→ EXERCISE PROMPT
Repeat all the material exactly; pictures stay out of your copy.

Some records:
■ ■ ■ ■ ■ ■ ■

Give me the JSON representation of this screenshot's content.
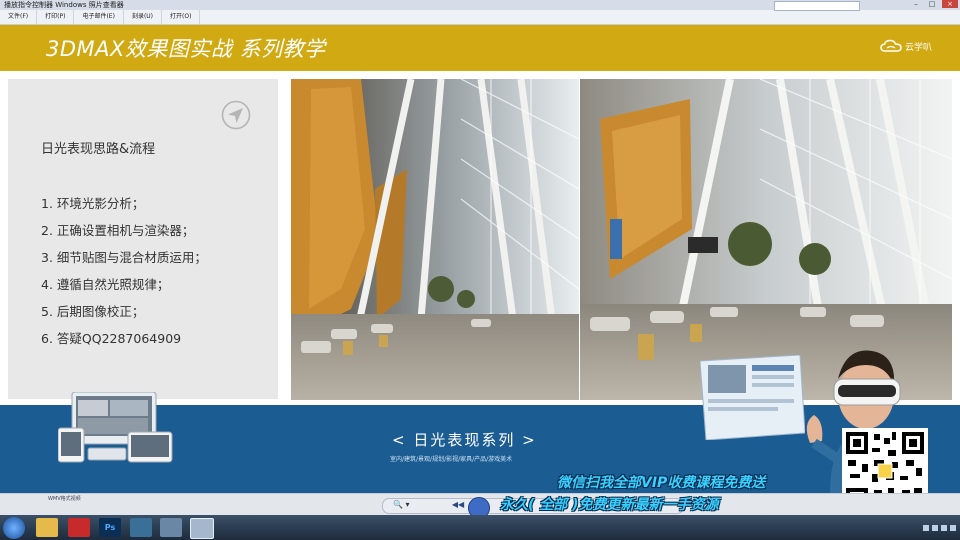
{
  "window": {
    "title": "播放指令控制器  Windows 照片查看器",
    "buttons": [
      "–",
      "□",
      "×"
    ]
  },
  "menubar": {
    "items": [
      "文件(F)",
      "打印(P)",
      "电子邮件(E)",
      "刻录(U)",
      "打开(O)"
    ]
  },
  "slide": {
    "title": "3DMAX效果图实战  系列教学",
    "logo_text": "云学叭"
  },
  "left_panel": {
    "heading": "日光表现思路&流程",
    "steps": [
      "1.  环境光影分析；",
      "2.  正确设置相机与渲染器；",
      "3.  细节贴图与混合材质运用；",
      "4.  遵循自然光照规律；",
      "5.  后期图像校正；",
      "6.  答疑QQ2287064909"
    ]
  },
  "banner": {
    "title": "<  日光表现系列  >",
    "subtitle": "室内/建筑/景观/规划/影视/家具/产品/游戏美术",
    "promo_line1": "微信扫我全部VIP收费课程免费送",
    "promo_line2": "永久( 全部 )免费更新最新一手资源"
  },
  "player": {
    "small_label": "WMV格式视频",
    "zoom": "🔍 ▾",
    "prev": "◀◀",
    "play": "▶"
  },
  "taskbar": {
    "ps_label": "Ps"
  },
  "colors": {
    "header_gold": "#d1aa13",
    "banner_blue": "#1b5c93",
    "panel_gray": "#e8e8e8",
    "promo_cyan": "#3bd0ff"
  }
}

■ ■ ■ ■ ■ ■ ■

→ WORKED SOLUTION
Give me the JSON representation of this screenshot's content.
{
  "window": {
    "title": "播放指令控制器  Windows 照片查看器",
    "buttons": [
      "–",
      "□",
      "×"
    ]
  },
  "menubar": {
    "items": [
      "文件(F)",
      "打印(P)",
      "电子邮件(E)",
      "刻录(U)",
      "打开(O)"
    ]
  },
  "slide": {
    "title": "3DMAX效果图实战  系列教学",
    "logo_text": "云学叭"
  },
  "left_panel": {
    "heading": "日光表现思路&流程",
    "steps": [
      "1.  环境光影分析；",
      "2.  正确设置相机与渲染器；",
      "3.  细节贴图与混合材质运用；",
      "4.  遵循自然光照规律；",
      "5.  后期图像校正；",
      "6.  答疑QQ2287064909"
    ]
  },
  "banner": {
    "title": "<  日光表现系列  >",
    "subtitle": "室内/建筑/景观/规划/影视/家具/产品/游戏美术",
    "promo_line1": "微信扫我全部VIP收费课程免费送",
    "promo_line2": "永久( 全部 )免费更新最新一手资源"
  },
  "player": {
    "small_label": "WMV格式视频",
    "zoom": "🔍 ▾",
    "prev": "◀◀",
    "play": "▶"
  },
  "taskbar": {
    "ps_label": "Ps"
  },
  "colors": {
    "header_gold": "#d1aa13",
    "banner_blue": "#1b5c93",
    "panel_gray": "#e8e8e8",
    "promo_cyan": "#3bd0ff"
  }
}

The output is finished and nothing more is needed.